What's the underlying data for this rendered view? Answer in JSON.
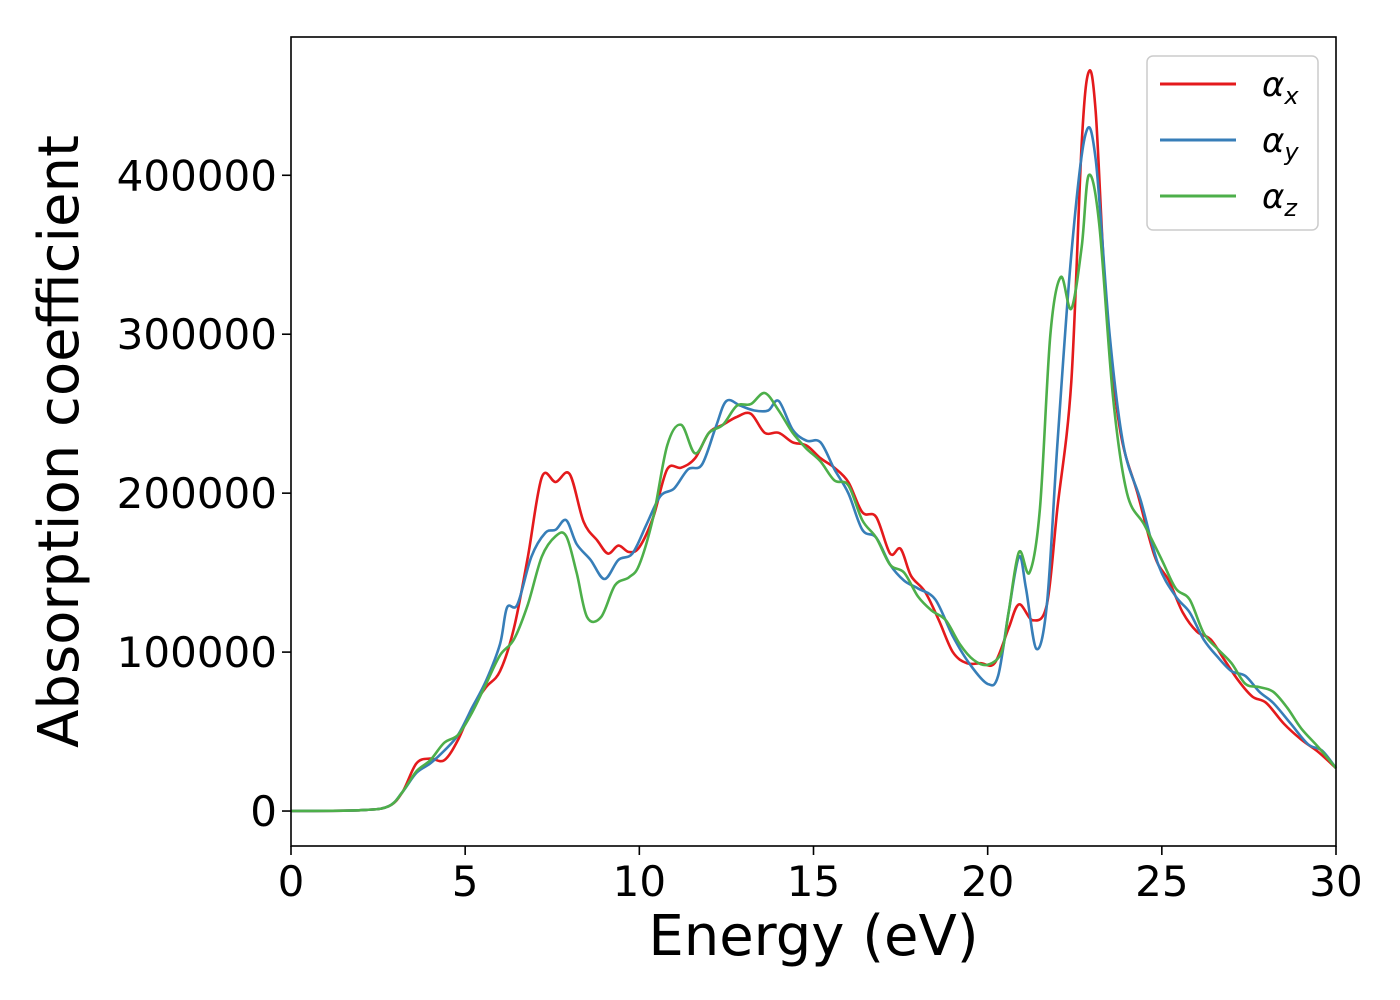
{
  "chart_data": {
    "type": "line",
    "title": "",
    "xlabel": "Energy (eV)",
    "ylabel": "Absorption coefficient",
    "xlim": [
      0,
      30
    ],
    "ylim": [
      -22000,
      487000
    ],
    "xticks": [
      0,
      5,
      10,
      15,
      20,
      25,
      30
    ],
    "xtick_labels": [
      "0",
      "5",
      "10",
      "15",
      "20",
      "25",
      "30"
    ],
    "yticks": [
      0,
      100000,
      200000,
      300000,
      400000
    ],
    "ytick_labels": [
      "0",
      "100000",
      "200000",
      "300000",
      "400000"
    ],
    "grid": false,
    "legend_position": "top-right",
    "series": [
      {
        "name": "α_x",
        "legend_base": "α",
        "legend_sub": "x",
        "color": "#e41a1c",
        "points": [
          [
            0,
            0
          ],
          [
            2,
            500
          ],
          [
            2.8,
            3000
          ],
          [
            3.2,
            12000
          ],
          [
            3.6,
            30000
          ],
          [
            4.0,
            33000
          ],
          [
            4.4,
            32000
          ],
          [
            4.8,
            45000
          ],
          [
            5.2,
            65000
          ],
          [
            5.6,
            78000
          ],
          [
            6.0,
            88000
          ],
          [
            6.4,
            115000
          ],
          [
            6.8,
            160000
          ],
          [
            7.2,
            210000
          ],
          [
            7.6,
            207000
          ],
          [
            8.0,
            212000
          ],
          [
            8.4,
            182000
          ],
          [
            8.8,
            170000
          ],
          [
            9.1,
            162000
          ],
          [
            9.4,
            167000
          ],
          [
            9.7,
            163000
          ],
          [
            10.0,
            166000
          ],
          [
            10.4,
            185000
          ],
          [
            10.8,
            215000
          ],
          [
            11.2,
            216000
          ],
          [
            11.6,
            222000
          ],
          [
            12.0,
            238000
          ],
          [
            12.4,
            243000
          ],
          [
            12.8,
            248000
          ],
          [
            13.2,
            250000
          ],
          [
            13.6,
            238000
          ],
          [
            14.0,
            238000
          ],
          [
            14.4,
            232000
          ],
          [
            14.8,
            230000
          ],
          [
            15.2,
            222000
          ],
          [
            15.6,
            216000
          ],
          [
            16.0,
            207000
          ],
          [
            16.4,
            188000
          ],
          [
            16.8,
            185000
          ],
          [
            17.2,
            162000
          ],
          [
            17.5,
            165000
          ],
          [
            17.8,
            148000
          ],
          [
            18.2,
            138000
          ],
          [
            18.6,
            120000
          ],
          [
            19.0,
            100000
          ],
          [
            19.4,
            93000
          ],
          [
            19.8,
            93000
          ],
          [
            20.2,
            93000
          ],
          [
            20.6,
            115000
          ],
          [
            20.9,
            130000
          ],
          [
            21.3,
            120000
          ],
          [
            21.7,
            130000
          ],
          [
            22.0,
            190000
          ],
          [
            22.4,
            270000
          ],
          [
            22.7,
            420000
          ],
          [
            22.9,
            465000
          ],
          [
            23.1,
            440000
          ],
          [
            23.4,
            320000
          ],
          [
            23.8,
            240000
          ],
          [
            24.3,
            200000
          ],
          [
            24.8,
            160000
          ],
          [
            25.2,
            145000
          ],
          [
            25.6,
            125000
          ],
          [
            26.0,
            113000
          ],
          [
            26.4,
            108000
          ],
          [
            26.8,
            95000
          ],
          [
            27.2,
            82000
          ],
          [
            27.6,
            72000
          ],
          [
            28.0,
            68000
          ],
          [
            28.5,
            55000
          ],
          [
            29.0,
            45000
          ],
          [
            29.5,
            37000
          ],
          [
            30.0,
            27000
          ]
        ]
      },
      {
        "name": "α_y",
        "legend_base": "α",
        "legend_sub": "y",
        "color": "#377eb8",
        "points": [
          [
            0,
            0
          ],
          [
            2,
            500
          ],
          [
            2.8,
            3000
          ],
          [
            3.2,
            12000
          ],
          [
            3.6,
            24000
          ],
          [
            4.0,
            30000
          ],
          [
            4.4,
            38000
          ],
          [
            4.8,
            48000
          ],
          [
            5.2,
            65000
          ],
          [
            5.6,
            82000
          ],
          [
            6.0,
            105000
          ],
          [
            6.2,
            128000
          ],
          [
            6.5,
            130000
          ],
          [
            6.9,
            160000
          ],
          [
            7.3,
            175000
          ],
          [
            7.6,
            177000
          ],
          [
            7.9,
            183000
          ],
          [
            8.2,
            168000
          ],
          [
            8.6,
            158000
          ],
          [
            9.0,
            146000
          ],
          [
            9.4,
            158000
          ],
          [
            9.8,
            162000
          ],
          [
            10.2,
            180000
          ],
          [
            10.6,
            198000
          ],
          [
            11.0,
            203000
          ],
          [
            11.4,
            215000
          ],
          [
            11.8,
            218000
          ],
          [
            12.2,
            242000
          ],
          [
            12.5,
            258000
          ],
          [
            12.9,
            255000
          ],
          [
            13.3,
            252000
          ],
          [
            13.7,
            252000
          ],
          [
            14.0,
            258000
          ],
          [
            14.4,
            240000
          ],
          [
            14.8,
            233000
          ],
          [
            15.2,
            232000
          ],
          [
            15.6,
            215000
          ],
          [
            16.0,
            200000
          ],
          [
            16.4,
            177000
          ],
          [
            16.8,
            172000
          ],
          [
            17.2,
            155000
          ],
          [
            17.6,
            145000
          ],
          [
            18.0,
            140000
          ],
          [
            18.5,
            133000
          ],
          [
            19.0,
            110000
          ],
          [
            19.5,
            92000
          ],
          [
            20.0,
            80000
          ],
          [
            20.3,
            85000
          ],
          [
            20.6,
            125000
          ],
          [
            20.9,
            160000
          ],
          [
            21.1,
            140000
          ],
          [
            21.4,
            102000
          ],
          [
            21.7,
            130000
          ],
          [
            22.0,
            230000
          ],
          [
            22.4,
            350000
          ],
          [
            22.8,
            425000
          ],
          [
            23.1,
            410000
          ],
          [
            23.5,
            300000
          ],
          [
            23.9,
            230000
          ],
          [
            24.4,
            195000
          ],
          [
            24.9,
            155000
          ],
          [
            25.4,
            135000
          ],
          [
            25.8,
            125000
          ],
          [
            26.2,
            108000
          ],
          [
            26.6,
            97000
          ],
          [
            27.0,
            88000
          ],
          [
            27.4,
            85000
          ],
          [
            27.8,
            75000
          ],
          [
            28.2,
            68000
          ],
          [
            28.7,
            55000
          ],
          [
            29.2,
            42000
          ],
          [
            29.6,
            38000
          ],
          [
            30.0,
            27000
          ]
        ]
      },
      {
        "name": "α_z",
        "legend_base": "α",
        "legend_sub": "z",
        "color": "#4daf4a",
        "points": [
          [
            0,
            0
          ],
          [
            2,
            500
          ],
          [
            2.8,
            3000
          ],
          [
            3.2,
            12000
          ],
          [
            3.6,
            25000
          ],
          [
            4.0,
            32000
          ],
          [
            4.4,
            43000
          ],
          [
            4.8,
            48000
          ],
          [
            5.2,
            62000
          ],
          [
            5.6,
            80000
          ],
          [
            6.0,
            98000
          ],
          [
            6.4,
            108000
          ],
          [
            6.8,
            130000
          ],
          [
            7.2,
            160000
          ],
          [
            7.6,
            173000
          ],
          [
            7.9,
            173000
          ],
          [
            8.2,
            150000
          ],
          [
            8.5,
            122000
          ],
          [
            8.9,
            122000
          ],
          [
            9.3,
            142000
          ],
          [
            9.7,
            147000
          ],
          [
            10.0,
            155000
          ],
          [
            10.4,
            185000
          ],
          [
            10.8,
            230000
          ],
          [
            11.2,
            243000
          ],
          [
            11.6,
            225000
          ],
          [
            12.0,
            238000
          ],
          [
            12.4,
            243000
          ],
          [
            12.8,
            255000
          ],
          [
            13.2,
            256000
          ],
          [
            13.6,
            263000
          ],
          [
            14.0,
            252000
          ],
          [
            14.4,
            238000
          ],
          [
            14.8,
            228000
          ],
          [
            15.2,
            220000
          ],
          [
            15.6,
            208000
          ],
          [
            16.0,
            205000
          ],
          [
            16.4,
            183000
          ],
          [
            16.8,
            172000
          ],
          [
            17.2,
            155000
          ],
          [
            17.6,
            150000
          ],
          [
            18.0,
            135000
          ],
          [
            18.4,
            126000
          ],
          [
            18.8,
            120000
          ],
          [
            19.2,
            105000
          ],
          [
            19.6,
            95000
          ],
          [
            20.0,
            92000
          ],
          [
            20.4,
            100000
          ],
          [
            20.6,
            125000
          ],
          [
            20.9,
            163000
          ],
          [
            21.2,
            150000
          ],
          [
            21.5,
            190000
          ],
          [
            21.8,
            300000
          ],
          [
            22.1,
            336000
          ],
          [
            22.4,
            316000
          ],
          [
            22.7,
            355000
          ],
          [
            22.9,
            400000
          ],
          [
            23.2,
            370000
          ],
          [
            23.6,
            260000
          ],
          [
            24.0,
            200000
          ],
          [
            24.5,
            180000
          ],
          [
            25.0,
            158000
          ],
          [
            25.4,
            140000
          ],
          [
            25.8,
            133000
          ],
          [
            26.2,
            112000
          ],
          [
            26.6,
            102000
          ],
          [
            27.0,
            93000
          ],
          [
            27.4,
            80000
          ],
          [
            27.8,
            78000
          ],
          [
            28.2,
            75000
          ],
          [
            28.6,
            65000
          ],
          [
            29.0,
            52000
          ],
          [
            29.5,
            40000
          ],
          [
            30.0,
            27000
          ]
        ]
      }
    ]
  }
}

- - - - - - -

## [BRIEF]
Where a line contains the string "color", extract that line.

## [IN RESPONSE]
        "color": "#e41a1c",
        "color": "#377eb8",
        "color": "#4daf4a",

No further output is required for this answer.